Task directions - Extract all lines that hold "tension" from the records below.

(Dataset records)
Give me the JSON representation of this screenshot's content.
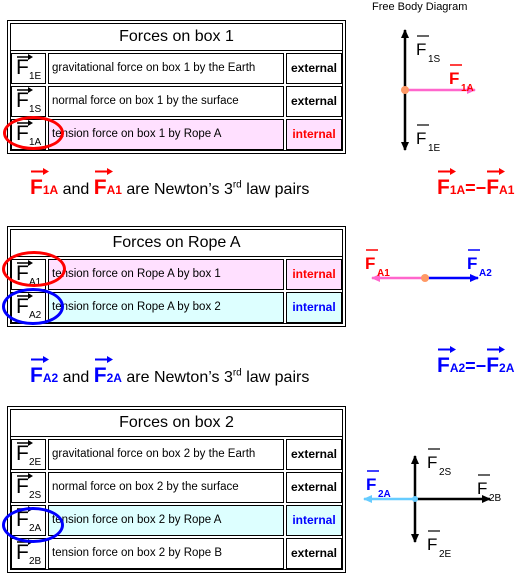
{
  "fbd_title": "Free Body Diagram",
  "box1": {
    "title": "Forces on box 1",
    "rows": [
      {
        "sub": "1E",
        "desc": "gravitational force on box 1 by the Earth",
        "kind": "external"
      },
      {
        "sub": "1S",
        "desc": "normal force on box 1 by the surface",
        "kind": "external"
      },
      {
        "sub": "1A",
        "desc": "tension force on box 1 by Rope A",
        "kind": "internal"
      }
    ]
  },
  "ropeA": {
    "title": "Forces on Rope A",
    "rows": [
      {
        "sub": "A1",
        "desc": "tension force on Rope A by box 1",
        "kind": "internal"
      },
      {
        "sub": "A2",
        "desc": "tension force on Rope A by box 2",
        "kind": "internal"
      }
    ]
  },
  "box2": {
    "title": "Forces on box 2",
    "rows": [
      {
        "sub": "2E",
        "desc": "gravitational force on box 2 by the Earth",
        "kind": "external"
      },
      {
        "sub": "2S",
        "desc": "normal force on box 2 by the surface",
        "kind": "external"
      },
      {
        "sub": "2A",
        "desc": "tension force on box 2 by Rope A",
        "kind": "internal"
      },
      {
        "sub": "2B",
        "desc": "tension force on box 2 by Rope B",
        "kind": "external"
      }
    ]
  },
  "law1": {
    "left_sub": "1A",
    "right_sub": "A1",
    "and": "and",
    "text": "are Newton’s 3",
    "sup": "rd",
    "tail": "law pairs"
  },
  "law2": {
    "left_sub": "A2",
    "right_sub": "2A",
    "and": "and",
    "text": "are Newton’s 3",
    "sup": "rd",
    "tail": "law pairs"
  },
  "eq1": {
    "left_sub": "1A",
    "op": "=−",
    "right": "F",
    "right_sub": "A1"
  },
  "eq2": {
    "left_sub": "A2",
    "op": "=−",
    "right": "F",
    "right_sub": "2A"
  },
  "fbd1": {
    "up": "1S",
    "down": "1E",
    "right": "1A"
  },
  "fbd2": {
    "left": "A1",
    "right": "A2"
  },
  "fbd3": {
    "up": "2S",
    "down": "2E",
    "left": "2A",
    "right": "2B"
  },
  "symbol": "F",
  "colors": {
    "red": "#ff0000",
    "blue": "#0000ff",
    "pink": "#ff66cc",
    "cyan": "#66ccff",
    "pink_bg": "#ffe0ff",
    "cyan_bg": "#ddffff",
    "dot": "#ff9966"
  }
}
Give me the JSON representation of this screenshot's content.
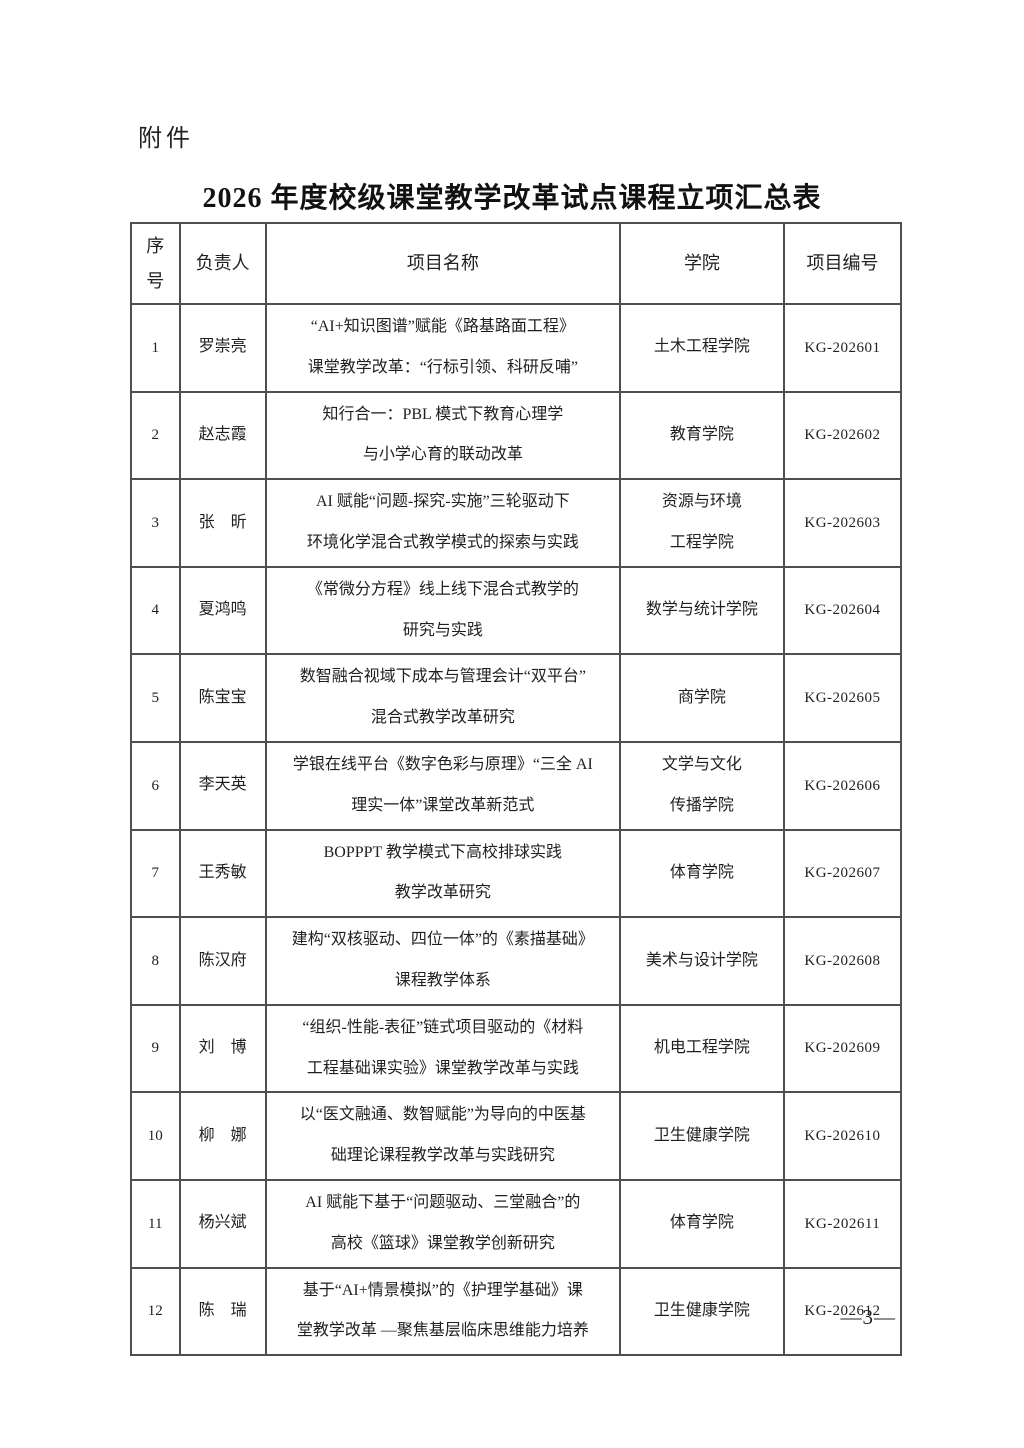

Answer -
        "desc": "tension force on box 1 by Rope A",
        "desc": "tension force on Rope A by box 1",
        "desc": "tension force on Rope A by box 2",
        "desc": "tension force on box 2 by Rope A",
        "desc": "tension force on box 2 by Rope B",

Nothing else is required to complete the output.